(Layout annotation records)
--------------------

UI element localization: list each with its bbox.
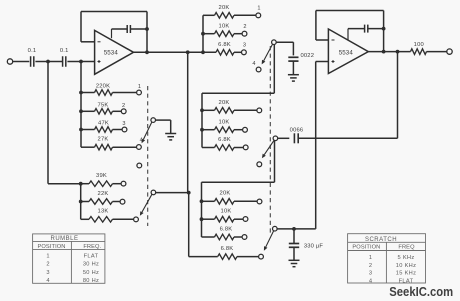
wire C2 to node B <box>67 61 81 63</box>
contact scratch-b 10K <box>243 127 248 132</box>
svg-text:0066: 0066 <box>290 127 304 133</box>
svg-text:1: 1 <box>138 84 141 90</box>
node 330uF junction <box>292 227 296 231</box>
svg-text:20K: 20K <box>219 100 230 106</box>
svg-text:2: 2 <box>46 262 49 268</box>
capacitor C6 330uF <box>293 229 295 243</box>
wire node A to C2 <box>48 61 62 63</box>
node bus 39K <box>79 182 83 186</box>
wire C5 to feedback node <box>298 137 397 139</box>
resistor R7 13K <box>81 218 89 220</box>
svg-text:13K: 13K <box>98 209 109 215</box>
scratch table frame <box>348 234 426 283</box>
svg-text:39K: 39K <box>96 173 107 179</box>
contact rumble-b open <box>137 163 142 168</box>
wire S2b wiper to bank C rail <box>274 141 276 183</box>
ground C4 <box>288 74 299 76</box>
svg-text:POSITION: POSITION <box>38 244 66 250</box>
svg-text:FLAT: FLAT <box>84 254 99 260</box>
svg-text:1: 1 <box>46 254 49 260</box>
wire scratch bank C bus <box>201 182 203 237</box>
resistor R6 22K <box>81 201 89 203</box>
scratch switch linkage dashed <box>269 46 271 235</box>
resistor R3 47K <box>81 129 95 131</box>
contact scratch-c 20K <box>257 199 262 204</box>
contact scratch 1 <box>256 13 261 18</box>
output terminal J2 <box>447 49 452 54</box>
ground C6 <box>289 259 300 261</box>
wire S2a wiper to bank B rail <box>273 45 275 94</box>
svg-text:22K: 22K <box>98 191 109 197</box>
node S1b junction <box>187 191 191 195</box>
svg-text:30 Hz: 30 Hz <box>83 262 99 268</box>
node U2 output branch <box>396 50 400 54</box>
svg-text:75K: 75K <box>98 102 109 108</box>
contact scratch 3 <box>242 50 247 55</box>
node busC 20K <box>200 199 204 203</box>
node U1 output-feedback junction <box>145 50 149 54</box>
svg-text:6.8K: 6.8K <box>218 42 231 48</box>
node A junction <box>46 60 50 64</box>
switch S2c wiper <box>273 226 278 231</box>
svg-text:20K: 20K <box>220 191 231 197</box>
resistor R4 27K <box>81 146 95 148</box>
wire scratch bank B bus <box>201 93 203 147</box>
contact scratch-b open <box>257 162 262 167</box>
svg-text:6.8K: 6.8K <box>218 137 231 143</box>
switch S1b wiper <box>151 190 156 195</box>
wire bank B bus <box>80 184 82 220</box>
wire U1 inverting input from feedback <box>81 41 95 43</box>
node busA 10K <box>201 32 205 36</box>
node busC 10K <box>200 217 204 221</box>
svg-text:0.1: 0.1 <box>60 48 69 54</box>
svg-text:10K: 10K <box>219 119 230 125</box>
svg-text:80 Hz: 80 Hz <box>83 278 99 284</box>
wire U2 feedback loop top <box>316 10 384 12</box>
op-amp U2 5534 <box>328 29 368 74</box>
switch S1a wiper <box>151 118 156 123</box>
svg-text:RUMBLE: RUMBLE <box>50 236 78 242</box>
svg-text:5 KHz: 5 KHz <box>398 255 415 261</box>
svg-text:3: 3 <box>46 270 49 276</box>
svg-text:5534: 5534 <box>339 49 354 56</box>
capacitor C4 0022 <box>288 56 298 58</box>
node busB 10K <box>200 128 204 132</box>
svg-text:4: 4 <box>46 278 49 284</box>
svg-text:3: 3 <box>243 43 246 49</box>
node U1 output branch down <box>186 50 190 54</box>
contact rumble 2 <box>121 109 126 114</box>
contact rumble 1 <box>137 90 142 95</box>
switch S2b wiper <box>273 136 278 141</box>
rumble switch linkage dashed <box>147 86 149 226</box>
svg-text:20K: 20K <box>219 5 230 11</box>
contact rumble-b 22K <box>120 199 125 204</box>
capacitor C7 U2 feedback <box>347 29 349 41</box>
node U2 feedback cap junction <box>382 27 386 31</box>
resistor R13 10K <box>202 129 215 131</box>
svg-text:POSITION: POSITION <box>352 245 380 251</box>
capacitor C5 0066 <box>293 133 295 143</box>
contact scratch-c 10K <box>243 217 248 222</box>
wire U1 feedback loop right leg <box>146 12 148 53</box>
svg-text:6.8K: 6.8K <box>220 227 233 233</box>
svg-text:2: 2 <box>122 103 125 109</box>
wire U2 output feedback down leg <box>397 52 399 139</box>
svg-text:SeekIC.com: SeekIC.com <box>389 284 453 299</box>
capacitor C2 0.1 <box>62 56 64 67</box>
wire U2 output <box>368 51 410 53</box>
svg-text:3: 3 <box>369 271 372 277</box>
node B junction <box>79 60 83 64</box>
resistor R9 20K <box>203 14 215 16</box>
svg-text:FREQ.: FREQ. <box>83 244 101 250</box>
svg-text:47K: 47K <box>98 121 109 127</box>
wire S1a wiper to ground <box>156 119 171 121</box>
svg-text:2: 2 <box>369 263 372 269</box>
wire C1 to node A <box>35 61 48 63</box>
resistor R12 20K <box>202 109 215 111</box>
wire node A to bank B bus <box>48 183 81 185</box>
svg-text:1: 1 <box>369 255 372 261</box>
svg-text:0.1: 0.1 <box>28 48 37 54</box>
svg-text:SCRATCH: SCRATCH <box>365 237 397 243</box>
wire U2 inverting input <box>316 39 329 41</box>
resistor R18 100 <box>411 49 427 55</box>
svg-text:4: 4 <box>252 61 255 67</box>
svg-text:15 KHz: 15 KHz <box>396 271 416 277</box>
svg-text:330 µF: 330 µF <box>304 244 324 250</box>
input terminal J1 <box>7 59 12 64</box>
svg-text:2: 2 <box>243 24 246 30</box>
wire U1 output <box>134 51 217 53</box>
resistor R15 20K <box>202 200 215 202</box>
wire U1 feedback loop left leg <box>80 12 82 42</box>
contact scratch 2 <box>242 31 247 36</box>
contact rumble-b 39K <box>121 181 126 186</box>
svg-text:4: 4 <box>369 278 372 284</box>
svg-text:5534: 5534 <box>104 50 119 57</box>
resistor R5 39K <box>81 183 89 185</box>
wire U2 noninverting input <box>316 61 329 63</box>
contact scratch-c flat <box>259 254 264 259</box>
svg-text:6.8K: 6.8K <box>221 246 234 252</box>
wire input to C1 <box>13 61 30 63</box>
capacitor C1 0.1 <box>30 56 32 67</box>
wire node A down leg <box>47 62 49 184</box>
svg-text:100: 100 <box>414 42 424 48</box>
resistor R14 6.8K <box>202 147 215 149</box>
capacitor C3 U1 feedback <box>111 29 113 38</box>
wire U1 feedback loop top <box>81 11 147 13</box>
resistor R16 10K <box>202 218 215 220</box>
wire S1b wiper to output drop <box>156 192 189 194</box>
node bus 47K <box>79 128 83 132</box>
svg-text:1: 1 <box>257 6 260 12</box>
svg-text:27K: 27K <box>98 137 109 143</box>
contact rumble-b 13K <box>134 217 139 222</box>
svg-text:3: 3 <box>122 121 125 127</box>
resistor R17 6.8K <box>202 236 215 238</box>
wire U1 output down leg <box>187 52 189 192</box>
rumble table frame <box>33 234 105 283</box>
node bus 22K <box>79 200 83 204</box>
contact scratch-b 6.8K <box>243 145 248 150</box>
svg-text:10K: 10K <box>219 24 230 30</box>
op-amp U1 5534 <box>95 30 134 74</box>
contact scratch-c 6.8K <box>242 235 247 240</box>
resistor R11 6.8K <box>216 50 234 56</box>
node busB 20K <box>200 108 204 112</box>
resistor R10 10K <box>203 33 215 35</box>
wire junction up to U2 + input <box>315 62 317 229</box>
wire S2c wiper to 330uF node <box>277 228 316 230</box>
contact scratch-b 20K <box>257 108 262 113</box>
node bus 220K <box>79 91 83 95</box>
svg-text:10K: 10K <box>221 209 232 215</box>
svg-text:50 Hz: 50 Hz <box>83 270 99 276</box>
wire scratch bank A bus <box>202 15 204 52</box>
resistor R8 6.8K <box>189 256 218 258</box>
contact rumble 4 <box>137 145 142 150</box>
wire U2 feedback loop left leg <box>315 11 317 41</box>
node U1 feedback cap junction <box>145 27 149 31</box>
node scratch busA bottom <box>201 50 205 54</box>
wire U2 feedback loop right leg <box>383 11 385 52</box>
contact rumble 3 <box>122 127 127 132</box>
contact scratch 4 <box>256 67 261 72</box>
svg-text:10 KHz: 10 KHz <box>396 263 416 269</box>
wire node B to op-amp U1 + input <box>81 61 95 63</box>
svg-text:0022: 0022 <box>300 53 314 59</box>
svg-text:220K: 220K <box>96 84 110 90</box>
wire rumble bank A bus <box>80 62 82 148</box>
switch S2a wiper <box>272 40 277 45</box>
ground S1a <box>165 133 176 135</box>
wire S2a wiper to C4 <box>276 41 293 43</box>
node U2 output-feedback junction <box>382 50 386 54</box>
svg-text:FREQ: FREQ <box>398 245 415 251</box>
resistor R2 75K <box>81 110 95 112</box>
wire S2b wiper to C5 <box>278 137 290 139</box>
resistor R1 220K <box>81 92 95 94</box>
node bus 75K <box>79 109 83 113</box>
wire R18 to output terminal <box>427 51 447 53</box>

--------------------

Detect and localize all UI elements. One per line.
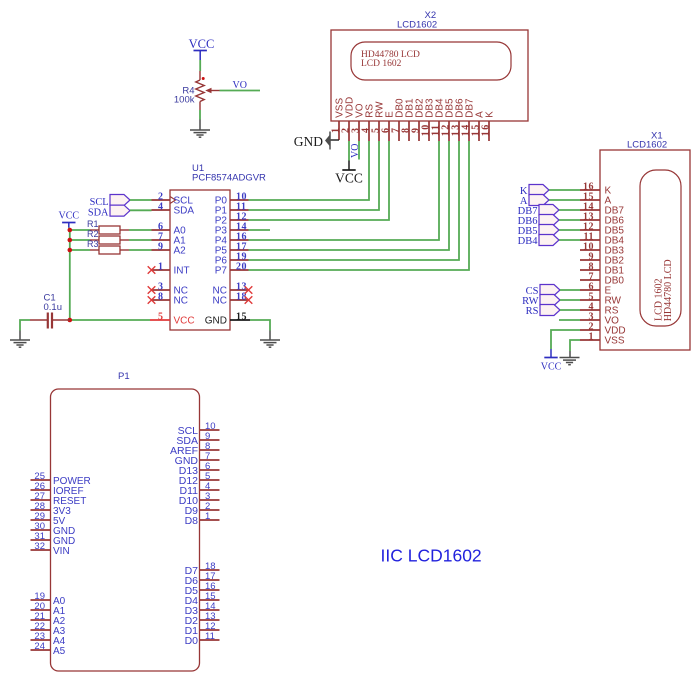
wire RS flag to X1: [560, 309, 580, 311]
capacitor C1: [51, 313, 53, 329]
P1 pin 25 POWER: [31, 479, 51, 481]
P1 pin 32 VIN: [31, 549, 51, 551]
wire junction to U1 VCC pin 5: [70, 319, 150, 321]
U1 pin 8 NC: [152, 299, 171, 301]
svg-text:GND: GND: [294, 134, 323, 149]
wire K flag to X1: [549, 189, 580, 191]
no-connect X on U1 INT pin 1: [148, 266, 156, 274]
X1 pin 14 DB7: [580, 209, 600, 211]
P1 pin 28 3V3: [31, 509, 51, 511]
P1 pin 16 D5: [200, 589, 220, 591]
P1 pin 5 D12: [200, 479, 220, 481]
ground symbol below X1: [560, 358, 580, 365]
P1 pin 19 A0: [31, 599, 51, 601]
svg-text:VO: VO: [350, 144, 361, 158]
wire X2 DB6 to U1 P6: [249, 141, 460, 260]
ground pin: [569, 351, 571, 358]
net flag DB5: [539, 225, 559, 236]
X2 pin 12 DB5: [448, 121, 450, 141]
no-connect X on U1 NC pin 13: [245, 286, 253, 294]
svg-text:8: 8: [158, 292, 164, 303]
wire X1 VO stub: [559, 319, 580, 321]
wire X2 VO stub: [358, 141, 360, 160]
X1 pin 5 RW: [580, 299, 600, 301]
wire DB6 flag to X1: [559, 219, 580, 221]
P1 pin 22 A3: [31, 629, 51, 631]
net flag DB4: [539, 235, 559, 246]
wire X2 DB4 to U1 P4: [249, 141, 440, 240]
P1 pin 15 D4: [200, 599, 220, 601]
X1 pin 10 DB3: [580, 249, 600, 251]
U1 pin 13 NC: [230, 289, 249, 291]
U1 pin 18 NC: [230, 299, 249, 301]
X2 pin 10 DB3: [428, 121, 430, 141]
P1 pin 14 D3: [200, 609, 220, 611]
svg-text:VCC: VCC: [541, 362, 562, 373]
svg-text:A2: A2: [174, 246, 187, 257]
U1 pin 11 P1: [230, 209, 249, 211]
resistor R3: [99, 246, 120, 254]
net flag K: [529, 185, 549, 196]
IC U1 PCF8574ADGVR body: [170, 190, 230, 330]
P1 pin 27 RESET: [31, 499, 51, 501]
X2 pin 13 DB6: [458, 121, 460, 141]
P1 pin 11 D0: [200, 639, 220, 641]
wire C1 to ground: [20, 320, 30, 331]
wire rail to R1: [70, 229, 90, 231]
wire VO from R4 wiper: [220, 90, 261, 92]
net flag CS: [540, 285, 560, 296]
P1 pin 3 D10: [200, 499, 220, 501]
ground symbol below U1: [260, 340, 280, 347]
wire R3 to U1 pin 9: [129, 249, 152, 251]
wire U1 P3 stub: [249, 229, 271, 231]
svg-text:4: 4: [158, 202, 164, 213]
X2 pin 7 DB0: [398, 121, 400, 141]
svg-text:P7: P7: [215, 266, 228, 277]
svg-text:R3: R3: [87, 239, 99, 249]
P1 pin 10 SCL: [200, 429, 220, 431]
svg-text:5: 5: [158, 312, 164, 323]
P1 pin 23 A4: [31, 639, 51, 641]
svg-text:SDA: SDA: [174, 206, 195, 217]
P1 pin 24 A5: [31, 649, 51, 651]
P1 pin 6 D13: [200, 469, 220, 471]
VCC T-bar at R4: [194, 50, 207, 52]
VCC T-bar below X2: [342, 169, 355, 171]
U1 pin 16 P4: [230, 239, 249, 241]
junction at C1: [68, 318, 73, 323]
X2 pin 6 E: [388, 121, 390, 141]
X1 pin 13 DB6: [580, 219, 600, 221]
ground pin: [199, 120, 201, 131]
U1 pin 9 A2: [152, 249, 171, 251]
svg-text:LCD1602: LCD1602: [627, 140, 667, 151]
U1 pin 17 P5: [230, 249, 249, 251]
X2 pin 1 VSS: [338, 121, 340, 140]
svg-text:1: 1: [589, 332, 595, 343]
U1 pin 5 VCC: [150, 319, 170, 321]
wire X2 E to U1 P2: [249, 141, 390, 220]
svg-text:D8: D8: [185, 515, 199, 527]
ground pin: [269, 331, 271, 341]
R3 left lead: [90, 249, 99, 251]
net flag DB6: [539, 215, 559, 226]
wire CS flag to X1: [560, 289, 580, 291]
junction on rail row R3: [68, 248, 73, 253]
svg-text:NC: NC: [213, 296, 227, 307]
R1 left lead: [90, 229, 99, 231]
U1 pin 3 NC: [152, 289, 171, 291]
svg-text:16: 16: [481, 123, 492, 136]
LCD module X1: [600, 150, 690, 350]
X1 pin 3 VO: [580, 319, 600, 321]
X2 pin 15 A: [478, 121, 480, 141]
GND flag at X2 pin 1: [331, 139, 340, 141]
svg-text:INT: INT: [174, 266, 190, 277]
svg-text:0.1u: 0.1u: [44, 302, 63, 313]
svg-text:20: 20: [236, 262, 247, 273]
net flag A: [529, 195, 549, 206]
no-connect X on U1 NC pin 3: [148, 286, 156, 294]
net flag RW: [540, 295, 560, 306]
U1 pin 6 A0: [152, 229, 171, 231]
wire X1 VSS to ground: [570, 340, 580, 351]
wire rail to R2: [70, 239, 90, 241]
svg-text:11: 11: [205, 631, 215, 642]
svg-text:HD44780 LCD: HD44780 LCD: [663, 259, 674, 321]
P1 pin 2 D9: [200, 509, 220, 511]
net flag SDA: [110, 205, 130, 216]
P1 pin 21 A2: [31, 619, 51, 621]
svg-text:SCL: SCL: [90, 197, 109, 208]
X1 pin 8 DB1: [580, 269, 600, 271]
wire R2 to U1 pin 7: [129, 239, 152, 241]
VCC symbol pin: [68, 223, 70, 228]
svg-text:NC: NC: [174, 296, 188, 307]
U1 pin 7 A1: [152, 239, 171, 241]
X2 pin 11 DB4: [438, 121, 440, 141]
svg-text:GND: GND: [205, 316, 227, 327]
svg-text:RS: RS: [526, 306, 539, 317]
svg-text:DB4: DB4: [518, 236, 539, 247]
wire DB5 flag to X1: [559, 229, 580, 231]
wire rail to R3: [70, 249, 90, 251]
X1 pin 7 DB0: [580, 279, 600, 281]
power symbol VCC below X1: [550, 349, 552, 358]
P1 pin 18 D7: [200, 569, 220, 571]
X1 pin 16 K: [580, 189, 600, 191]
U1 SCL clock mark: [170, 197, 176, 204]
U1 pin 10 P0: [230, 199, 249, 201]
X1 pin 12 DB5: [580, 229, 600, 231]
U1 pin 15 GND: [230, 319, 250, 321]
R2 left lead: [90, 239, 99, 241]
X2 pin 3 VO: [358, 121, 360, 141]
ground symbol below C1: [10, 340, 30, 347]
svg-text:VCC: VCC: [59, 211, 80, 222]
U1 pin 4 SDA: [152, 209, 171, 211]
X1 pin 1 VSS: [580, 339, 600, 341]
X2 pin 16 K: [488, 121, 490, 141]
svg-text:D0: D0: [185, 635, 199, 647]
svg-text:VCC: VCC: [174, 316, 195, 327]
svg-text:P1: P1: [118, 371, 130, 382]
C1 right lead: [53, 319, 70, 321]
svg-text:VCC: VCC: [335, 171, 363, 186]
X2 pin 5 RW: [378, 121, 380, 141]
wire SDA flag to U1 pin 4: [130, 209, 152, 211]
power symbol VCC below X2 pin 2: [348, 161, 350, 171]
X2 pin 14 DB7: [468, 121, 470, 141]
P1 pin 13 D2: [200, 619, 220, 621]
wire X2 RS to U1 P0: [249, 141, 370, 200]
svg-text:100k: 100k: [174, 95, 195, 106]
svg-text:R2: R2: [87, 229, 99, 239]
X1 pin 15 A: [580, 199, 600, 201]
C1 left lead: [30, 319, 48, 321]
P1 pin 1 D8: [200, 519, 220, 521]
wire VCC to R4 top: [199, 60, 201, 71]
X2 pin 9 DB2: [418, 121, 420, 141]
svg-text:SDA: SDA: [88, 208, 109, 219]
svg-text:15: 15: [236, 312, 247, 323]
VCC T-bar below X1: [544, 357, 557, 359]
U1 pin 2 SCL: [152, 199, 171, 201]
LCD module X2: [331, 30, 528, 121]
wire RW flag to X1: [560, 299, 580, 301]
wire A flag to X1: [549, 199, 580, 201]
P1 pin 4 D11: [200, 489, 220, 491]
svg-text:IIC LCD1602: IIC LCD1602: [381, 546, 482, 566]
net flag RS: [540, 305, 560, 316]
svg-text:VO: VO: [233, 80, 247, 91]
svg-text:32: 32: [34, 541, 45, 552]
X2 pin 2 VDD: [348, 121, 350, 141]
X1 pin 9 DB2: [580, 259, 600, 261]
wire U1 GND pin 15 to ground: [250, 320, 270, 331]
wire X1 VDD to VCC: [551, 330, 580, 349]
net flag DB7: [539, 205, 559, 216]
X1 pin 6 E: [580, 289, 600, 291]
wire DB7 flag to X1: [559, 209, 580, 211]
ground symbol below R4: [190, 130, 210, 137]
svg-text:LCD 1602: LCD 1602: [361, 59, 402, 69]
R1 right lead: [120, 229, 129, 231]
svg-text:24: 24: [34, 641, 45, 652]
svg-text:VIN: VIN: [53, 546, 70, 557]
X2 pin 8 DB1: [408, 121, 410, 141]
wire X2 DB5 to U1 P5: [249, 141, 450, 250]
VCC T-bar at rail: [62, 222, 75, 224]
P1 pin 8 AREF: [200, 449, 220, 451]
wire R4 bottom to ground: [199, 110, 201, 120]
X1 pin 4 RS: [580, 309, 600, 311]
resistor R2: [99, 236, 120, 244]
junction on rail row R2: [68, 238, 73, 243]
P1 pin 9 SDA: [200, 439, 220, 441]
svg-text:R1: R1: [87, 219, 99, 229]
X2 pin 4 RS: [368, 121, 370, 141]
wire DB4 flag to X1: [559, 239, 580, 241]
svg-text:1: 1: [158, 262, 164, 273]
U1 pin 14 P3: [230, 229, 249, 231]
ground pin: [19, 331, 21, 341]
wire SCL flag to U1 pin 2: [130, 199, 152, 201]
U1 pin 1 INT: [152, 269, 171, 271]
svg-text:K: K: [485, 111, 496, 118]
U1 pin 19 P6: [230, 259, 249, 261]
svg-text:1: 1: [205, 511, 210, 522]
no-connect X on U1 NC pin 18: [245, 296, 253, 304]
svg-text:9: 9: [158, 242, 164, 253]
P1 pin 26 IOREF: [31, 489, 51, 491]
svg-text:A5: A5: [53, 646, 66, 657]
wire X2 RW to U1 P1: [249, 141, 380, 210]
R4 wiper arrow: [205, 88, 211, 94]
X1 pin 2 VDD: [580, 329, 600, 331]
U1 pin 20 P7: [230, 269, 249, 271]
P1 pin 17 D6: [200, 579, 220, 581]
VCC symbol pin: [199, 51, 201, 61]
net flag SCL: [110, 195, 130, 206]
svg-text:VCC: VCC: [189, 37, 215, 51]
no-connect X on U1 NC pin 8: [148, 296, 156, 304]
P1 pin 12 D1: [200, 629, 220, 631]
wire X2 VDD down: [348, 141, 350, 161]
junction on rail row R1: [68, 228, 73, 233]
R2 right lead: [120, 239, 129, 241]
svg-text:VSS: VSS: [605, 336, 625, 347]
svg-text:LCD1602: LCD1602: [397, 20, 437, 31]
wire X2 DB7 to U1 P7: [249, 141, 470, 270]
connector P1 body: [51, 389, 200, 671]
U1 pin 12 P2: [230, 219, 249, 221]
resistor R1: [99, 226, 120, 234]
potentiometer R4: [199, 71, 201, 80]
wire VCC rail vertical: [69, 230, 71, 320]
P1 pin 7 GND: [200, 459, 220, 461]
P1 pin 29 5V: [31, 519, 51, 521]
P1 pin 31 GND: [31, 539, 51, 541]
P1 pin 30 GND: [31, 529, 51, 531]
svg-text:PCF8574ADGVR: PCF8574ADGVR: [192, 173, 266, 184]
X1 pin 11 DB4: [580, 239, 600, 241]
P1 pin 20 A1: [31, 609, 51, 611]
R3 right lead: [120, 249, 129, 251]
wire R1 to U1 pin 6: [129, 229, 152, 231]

--------------------

**PROBLEM TO SOLVE:**
Return everything from the line containing "wire RS flag to X1: [560, 309, 580, 311]" down to the line containing "X2 pin 7 DB0: [398, 121, 400, 141]", both included, with each line unchanged.

**CORRECT OUTPUT:**
wire RS flag to X1: [560, 309, 580, 311]
capacitor C1: [51, 313, 53, 329]
P1 pin 25 POWER: [31, 479, 51, 481]
P1 pin 32 VIN: [31, 549, 51, 551]
wire junction to U1 VCC pin 5: [70, 319, 150, 321]
U1 pin 8 NC: [152, 299, 171, 301]
svg-text:GND: GND: [294, 134, 323, 149]
wire K flag to X1: [549, 189, 580, 191]
no-connect X on U1 INT pin 1: [148, 266, 156, 274]
X1 pin 14 DB7: [580, 209, 600, 211]
P1 pin 28 3V3: [31, 509, 51, 511]
P1 pin 16 D5: [200, 589, 220, 591]
P1 pin 5 D12: [200, 479, 220, 481]
ground symbol below X1: [560, 358, 580, 365]
P1 pin 19 A0: [31, 599, 51, 601]
svg-text:VO: VO: [350, 144, 361, 158]
wire X2 DB6 to U1 P6: [249, 141, 460, 260]
ground pin: [569, 351, 571, 358]
net flag DB5: [539, 225, 559, 236]
X2 pin 12 DB5: [448, 121, 450, 141]
no-connect X on U1 NC pin 13: [245, 286, 253, 294]
svg-text:8: 8: [158, 292, 164, 303]
wire X1 VO stub: [559, 319, 580, 321]
wire X2 VO stub: [358, 141, 360, 160]
X1 pin 5 RW: [580, 299, 600, 301]
wire DB6 flag to X1: [559, 219, 580, 221]
P1 pin 22 A3: [31, 629, 51, 631]
net flag DB4: [539, 235, 559, 246]
wire X2 DB4 to U1 P4: [249, 141, 440, 240]
P1 pin 15 D4: [200, 599, 220, 601]
X1 pin 10 DB3: [580, 249, 600, 251]
U1 pin 13 NC: [230, 289, 249, 291]
U1 pin 18 NC: [230, 299, 249, 301]
X2 pin 10 DB3: [428, 121, 430, 141]
P1 pin 14 D3: [200, 609, 220, 611]
svg-text:VCC: VCC: [541, 362, 562, 373]
svg-text:A2: A2: [174, 246, 187, 257]
U1 pin 11 P1: [230, 209, 249, 211]
resistor R3: [99, 246, 120, 254]
net flag K: [529, 185, 549, 196]
IC U1 PCF8574ADGVR body: [170, 190, 230, 330]
P1 pin 27 RESET: [31, 499, 51, 501]
X2 pin 13 DB6: [458, 121, 460, 141]
P1 pin 11 D0: [200, 639, 220, 641]
wire C1 to ground: [20, 320, 30, 331]
wire rail to R1: [70, 229, 90, 231]
wire VO from R4 wiper: [220, 90, 261, 92]
net flag CS: [540, 285, 560, 296]
P1 pin 3 D10: [200, 499, 220, 501]
ground symbol below U1: [260, 340, 280, 347]
wire R3 to U1 pin 9: [129, 249, 152, 251]
wire U1 P3 stub: [249, 229, 271, 231]
svg-text:4: 4: [158, 202, 164, 213]
X2 pin 7 DB0: [398, 121, 400, 141]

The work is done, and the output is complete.